▶ _Problem to work on_
Retype the records below exactly as they stand, omitting the pictures.

___ Data for this task ___

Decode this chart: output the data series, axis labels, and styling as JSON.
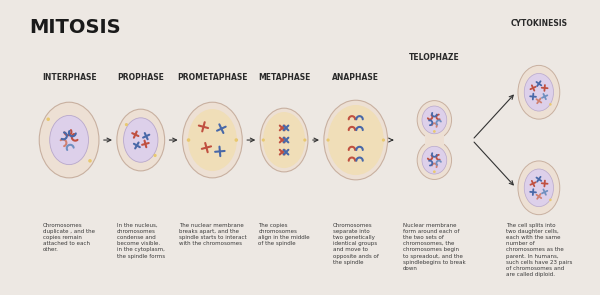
{
  "bg_color": "#ede8e3",
  "title": "MITOSIS",
  "title_fontsize": 14,
  "title_fontweight": "bold",
  "title_color": "#1a1a1a",
  "phases": [
    "INTERPHASE",
    "PROPHASE",
    "PROMETAPHASE",
    "METAPHASE",
    "ANAPHASE",
    "TELOPHAZE",
    "CYTOKINESIS"
  ],
  "phase_color": "#2a2a2a",
  "phase_fontsize": 5.5,
  "descriptions": [
    "Chromosomes\nduplicate , and the\ncopies remain\nattached to each\nother.",
    "In the nucleus,\nchromosomes\ncondense and\nbecome visible.\nin the cytoplasm,\nthe spindle forms",
    "The nuclear membrane\nbreaks apart, and the\nspindle starts to interact\nwith the chromosomes",
    "The copies\nchromosomes\nalign in the middle\nof the spindle",
    "Chromosomes\nseparate into\ntwo genetically\nidentical groups\nand move to\nopposite ands of\nthe spindle",
    "Nuclear membrane\nform around each of\nthe two sets of\nchromosomes, the\nchromosomes begin\nto spreadout, and the\nspindlebegins to break\ndown",
    "The cell splits into\ntwo daughter cells,\neach with the same\nnumber of\nchromosomes as the\nparent. In humans,\nsuch cells have 23 pairs\nof chromosomes and\nare called diploid."
  ],
  "desc_fontsize": 4.0,
  "desc_color": "#3a3a3a",
  "outer_cell_color": "#ede0d4",
  "outer_border_color": "#c8b0a0",
  "nucleus_color": "#ddd0ea",
  "nucleus_border_color": "#b8a8cc",
  "spindle_color": "#f0deb8",
  "chr_red": "#c05040",
  "chr_blue": "#4868a8",
  "chr_light_red": "#d08070",
  "chr_light_blue": "#7090c0",
  "centrosome_color": "#e8c870",
  "arrow_color": "#333333"
}
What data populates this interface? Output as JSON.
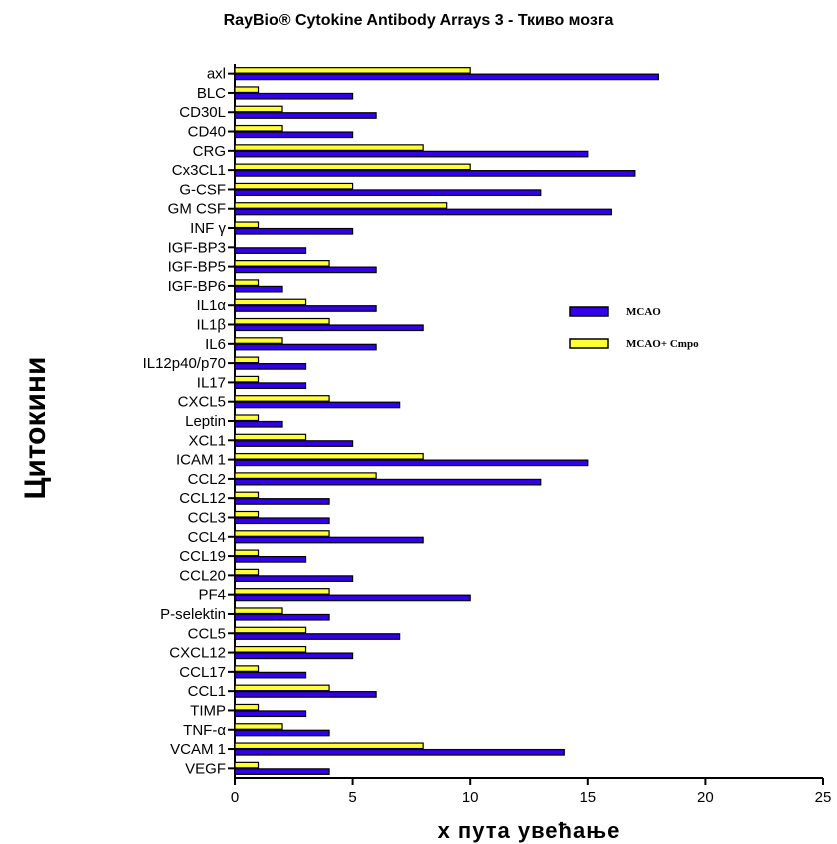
{
  "chart_data": {
    "type": "bar",
    "orientation": "horizontal",
    "title": "RayBio® Cytokine Antibody Arrays 3 -  Ткиво мозга",
    "xlabel": "x пута увећање",
    "ylabel": "Цитокини",
    "xlim": [
      0,
      25
    ],
    "xticks": [
      0,
      5,
      10,
      15,
      20,
      25
    ],
    "grid": false,
    "legend_position": "right-middle",
    "categories": [
      "axl",
      "BLC",
      "CD30L",
      "CD40",
      "CRG",
      "Cx3CL1",
      "G-CSF",
      "GM CSF",
      "INF γ",
      "IGF-BP3",
      "IGF-BP5",
      "IGF-BP6",
      "IL1α",
      "IL1β",
      "IL6",
      "IL12p40/p70",
      "IL17",
      "CXCL5",
      "Leptin",
      "XCL1",
      "ICAM 1",
      "CCL2",
      "CCL12",
      "CCL3",
      "CCL4",
      "CCL19",
      "CCL20",
      "PF4",
      "P-selektin",
      "CCL5",
      "CXCL12",
      "CCL17",
      "CCL1",
      "TIMP",
      "TNF-α",
      "VCAM 1",
      "VEGF"
    ],
    "series": [
      {
        "name": "MCAO",
        "color": "#3300ee",
        "values": [
          18,
          5,
          6,
          5,
          15,
          17,
          13,
          16,
          5,
          3,
          6,
          2,
          6,
          8,
          6,
          3,
          3,
          7,
          2,
          5,
          15,
          13,
          4,
          4,
          8,
          3,
          5,
          10,
          4,
          7,
          5,
          3,
          6,
          3,
          4,
          14,
          4
        ]
      },
      {
        "name": "MCAO+ Cmpo",
        "color": "#ffff33",
        "values": [
          10,
          1,
          2,
          2,
          8,
          10,
          5,
          9,
          1,
          0,
          4,
          1,
          3,
          4,
          2,
          1,
          1,
          4,
          1,
          3,
          8,
          6,
          1,
          1,
          4,
          1,
          1,
          4,
          2,
          3,
          3,
          1,
          4,
          1,
          2,
          8,
          1
        ]
      }
    ]
  }
}
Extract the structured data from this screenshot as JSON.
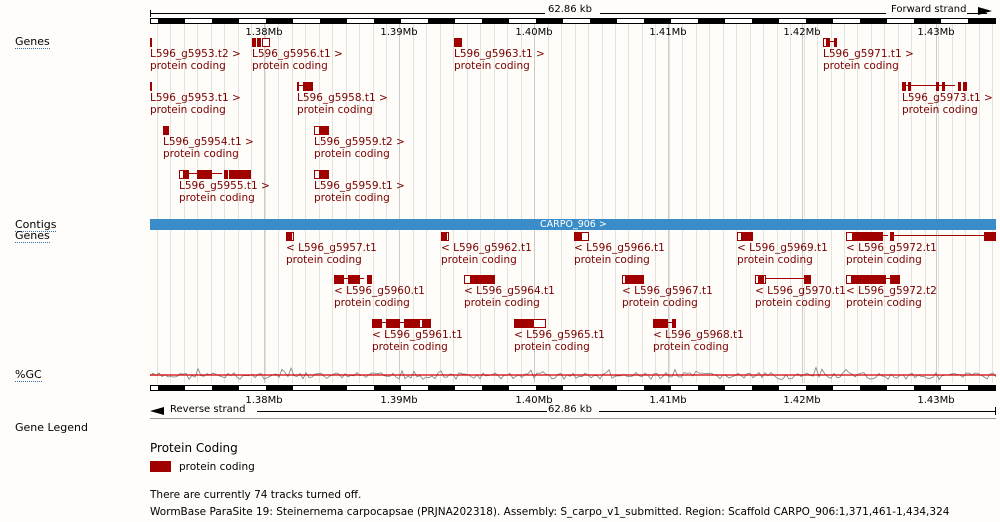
{
  "header": {
    "span_label": "62.86 kb",
    "forward_strand": "Forward strand",
    "reverse_strand": "Reverse strand"
  },
  "ticks": [
    "1.38Mb",
    "1.39Mb",
    "1.40Mb",
    "1.41Mb",
    "1.42Mb",
    "1.43Mb"
  ],
  "tracks": {
    "genes_forward": "Genes",
    "contigs": "Contigs",
    "genes_reverse": "Genes",
    "gc": "%GC",
    "gene_legend": "Gene Legend"
  },
  "contig": {
    "label": "CARPO_906 >",
    "color": "#3a8dc8"
  },
  "forward_genes": [
    {
      "id": "L596_g5953.t2 >",
      "biotype": "protein coding"
    },
    {
      "id": "L596_g5956.t1 >",
      "biotype": "protein coding"
    },
    {
      "id": "L596_g5963.t1 >",
      "biotype": "protein coding"
    },
    {
      "id": "L596_g5971.t1 >",
      "biotype": "protein coding"
    },
    {
      "id": "L596_g5953.t1 >",
      "biotype": "protein coding"
    },
    {
      "id": "L596_g5958.t1 >",
      "biotype": "protein coding"
    },
    {
      "id": "L596_g5973.t1 >",
      "biotype": "protein coding"
    },
    {
      "id": "L596_g5954.t1 >",
      "biotype": "protein coding"
    },
    {
      "id": "L596_g5959.t2 >",
      "biotype": "protein coding"
    },
    {
      "id": "L596_g5955.t1 >",
      "biotype": "protein coding"
    },
    {
      "id": "L596_g5959.t1 >",
      "biotype": "protein coding"
    }
  ],
  "reverse_genes": [
    {
      "id": "< L596_g5957.t1",
      "biotype": "protein coding"
    },
    {
      "id": "< L596_g5962.t1",
      "biotype": "protein coding"
    },
    {
      "id": "< L596_g5966.t1",
      "biotype": "protein coding"
    },
    {
      "id": "< L596_g5969.t1",
      "biotype": "protein coding"
    },
    {
      "id": "< L596_g5972.t1",
      "biotype": "protein coding"
    },
    {
      "id": "< L596_g5960.t1",
      "biotype": "protein coding"
    },
    {
      "id": "< L596_g5964.t1",
      "biotype": "protein coding"
    },
    {
      "id": "< L596_g5967.t1",
      "biotype": "protein coding"
    },
    {
      "id": "< L596_g5970.t1",
      "biotype": "protein coding"
    },
    {
      "id": "< L596_g5972.t2",
      "biotype": "protein coding"
    },
    {
      "id": "< L596_g5961.t1",
      "biotype": "protein coding"
    },
    {
      "id": "< L596_g5965.t1",
      "biotype": "protein coding"
    },
    {
      "id": "< L596_g5968.t1",
      "biotype": "protein coding"
    }
  ],
  "legend": {
    "heading": "Protein Coding",
    "item_label": "protein coding",
    "item_color": "#a00000"
  },
  "footer": {
    "tracks_off": "There are currently 74 tracks turned off.",
    "info": "WormBase ParaSite 19: Steinernema carpocapsae (PRJNA202318). Assembly: S_carpo_v1_submitted. Region: Scaffold CARPO_906:1,371,461-1,434,324"
  },
  "colors": {
    "gene": "#a00000",
    "gene_label": "#7a0000",
    "gc_line": "#808080",
    "gc_mean": "#d00000"
  }
}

___

▶ _Written solution_
Decode this chart: output the data series, axis labels, and styling as JSON.
{
  "bg_color": "#ede8e3",
  "title": "MITOSIS",
  "title_fontsize": 14,
  "title_fontweight": "bold",
  "title_color": "#1a1a1a",
  "phases": [
    "INTERPHASE",
    "PROPHASE",
    "PROMETAPHASE",
    "METAPHASE",
    "ANAPHASE",
    "TELOPHAZE",
    "CYTOKINESIS"
  ],
  "phase_color": "#2a2a2a",
  "phase_fontsize": 5.5,
  "descriptions": [
    "Chromosomes\nduplicate , and the\ncopies remain\nattached to each\nother.",
    "In the nucleus,\nchromosomes\ncondense and\nbecome visible.\nin the cytoplasm,\nthe spindle forms",
    "The nuclear membrane\nbreaks apart, and the\nspindle starts to interact\nwith the chromosomes",
    "The copies\nchromosomes\nalign in the middle\nof the spindle",
    "Chromosomes\nseparate into\ntwo genetically\nidentical groups\nand move to\nopposite ands of\nthe spindle",
    "Nuclear membrane\nform around each of\nthe two sets of\nchromosomes, the\nchromosomes begin\nto spreadout, and the\nspindlebegins to break\ndown",
    "The cell splits into\ntwo daughter cells,\neach with the same\nnumber of\nchromosomes as the\nparent. In humans,\nsuch cells have 23 pairs\nof chromosomes and\nare called diploid."
  ],
  "desc_fontsize": 4.0,
  "desc_color": "#3a3a3a",
  "outer_cell_color": "#ede0d4",
  "outer_border_color": "#c8b0a0",
  "nucleus_color": "#ddd0ea",
  "nucleus_border_color": "#b8a8cc",
  "spindle_color": "#f0deb8",
  "chr_red": "#c05040",
  "chr_blue": "#4868a8",
  "chr_light_red": "#d08070",
  "chr_light_blue": "#7090c0",
  "centrosome_color": "#e8c870",
  "arrow_color": "#333333"
}
What data populates this interface? Output as JSON.
{
  "chart_data": {
    "type": "bar",
    "orientation": "horizontal",
    "title": "RayBio® Cytokine Antibody Arrays 3 -  Ткиво мозга",
    "xlabel": "x пута увећање",
    "ylabel": "Цитокини",
    "xlim": [
      0,
      25
    ],
    "xticks": [
      0,
      5,
      10,
      15,
      20,
      25
    ],
    "grid": false,
    "legend_position": "right-middle",
    "categories": [
      "axl",
      "BLC",
      "CD30L",
      "CD40",
      "CRG",
      "Cx3CL1",
      "G-CSF",
      "GM CSF",
      "INF γ",
      "IGF-BP3",
      "IGF-BP5",
      "IGF-BP6",
      "IL1α",
      "IL1β",
      "IL6",
      "IL12p40/p70",
      "IL17",
      "CXCL5",
      "Leptin",
      "XCL1",
      "ICAM 1",
      "CCL2",
      "CCL12",
      "CCL3",
      "CCL4",
      "CCL19",
      "CCL20",
      "PF4",
      "P-selektin",
      "CCL5",
      "CXCL12",
      "CCL17",
      "CCL1",
      "TIMP",
      "TNF-α",
      "VCAM 1",
      "VEGF"
    ],
    "series": [
      {
        "name": "MCAO",
        "color": "#3300ee",
        "values": [
          18,
          5,
          6,
          5,
          15,
          17,
          13,
          16,
          5,
          3,
          6,
          2,
          6,
          8,
          6,
          3,
          3,
          7,
          2,
          5,
          15,
          13,
          4,
          4,
          8,
          3,
          5,
          10,
          4,
          7,
          5,
          3,
          6,
          3,
          4,
          14,
          4
        ]
      },
      {
        "name": "MCAO+ Cmpo",
        "color": "#ffff33",
        "values": [
          10,
          1,
          2,
          2,
          8,
          10,
          5,
          9,
          1,
          0,
          4,
          1,
          3,
          4,
          2,
          1,
          1,
          4,
          1,
          3,
          8,
          6,
          1,
          1,
          4,
          1,
          1,
          4,
          2,
          3,
          3,
          1,
          4,
          1,
          2,
          8,
          1
        ]
      }
    ]
  }
}
Extract the structured data from this screenshot as JSON.
{
  "header": {
    "span_label": "62.86 kb",
    "forward_strand": "Forward strand",
    "reverse_strand": "Reverse strand"
  },
  "ticks": [
    "1.38Mb",
    "1.39Mb",
    "1.40Mb",
    "1.41Mb",
    "1.42Mb",
    "1.43Mb"
  ],
  "tracks": {
    "genes_forward": "Genes",
    "contigs": "Contigs",
    "genes_reverse": "Genes",
    "gc": "%GC",
    "gene_legend": "Gene Legend"
  },
  "contig": {
    "label": "CARPO_906 >",
    "color": "#3a8dc8"
  },
  "forward_genes": [
    {
      "id": "L596_g5953.t2 >",
      "biotype": "protein coding"
    },
    {
      "id": "L596_g5956.t1 >",
      "biotype": "protein coding"
    },
    {
      "id": "L596_g5963.t1 >",
      "biotype": "protein coding"
    },
    {
      "id": "L596_g5971.t1 >",
      "biotype": "protein coding"
    },
    {
      "id": "L596_g5953.t1 >",
      "biotype": "protein coding"
    },
    {
      "id": "L596_g5958.t1 >",
      "biotype": "protein coding"
    },
    {
      "id": "L596_g5973.t1 >",
      "biotype": "protein coding"
    },
    {
      "id": "L596_g5954.t1 >",
      "biotype": "protein coding"
    },
    {
      "id": "L596_g5959.t2 >",
      "biotype": "protein coding"
    },
    {
      "id": "L596_g5955.t1 >",
      "biotype": "protein coding"
    },
    {
      "id": "L596_g5959.t1 >",
      "biotype": "protein coding"
    }
  ],
  "reverse_genes": [
    {
      "id": "< L596_g5957.t1",
      "biotype": "protein coding"
    },
    {
      "id": "< L596_g5962.t1",
      "biotype": "protein coding"
    },
    {
      "id": "< L596_g5966.t1",
      "biotype": "protein coding"
    },
    {
      "id": "< L596_g5969.t1",
      "biotype": "protein coding"
    },
    {
      "id": "< L596_g5972.t1",
      "biotype": "protein coding"
    },
    {
      "id": "< L596_g5960.t1",
      "biotype": "protein coding"
    },
    {
      "id": "< L596_g5964.t1",
      "biotype": "protein coding"
    },
    {
      "id": "< L596_g5967.t1",
      "biotype": "protein coding"
    },
    {
      "id": "< L596_g5970.t1",
      "biotype": "protein coding"
    },
    {
      "id": "< L596_g5972.t2",
      "biotype": "protein coding"
    },
    {
      "id": "< L596_g5961.t1",
      "biotype": "protein coding"
    },
    {
      "id": "< L596_g5965.t1",
      "biotype": "protein coding"
    },
    {
      "id": "< L596_g5968.t1",
      "biotype": "protein coding"
    }
  ],
  "legend": {
    "heading": "Protein Coding",
    "item_label": "protein coding",
    "item_color": "#a00000"
  },
  "footer": {
    "tracks_off": "There are currently 74 tracks turned off.",
    "info": "WormBase ParaSite 19: Steinernema carpocapsae (PRJNA202318). Assembly: S_carpo_v1_submitted. Region: Scaffold CARPO_906:1,371,461-1,434,324"
  },
  "colors": {
    "gene": "#a00000",
    "gene_label": "#7a0000",
    "gc_line": "#808080",
    "gc_mean": "#d00000"
  }
}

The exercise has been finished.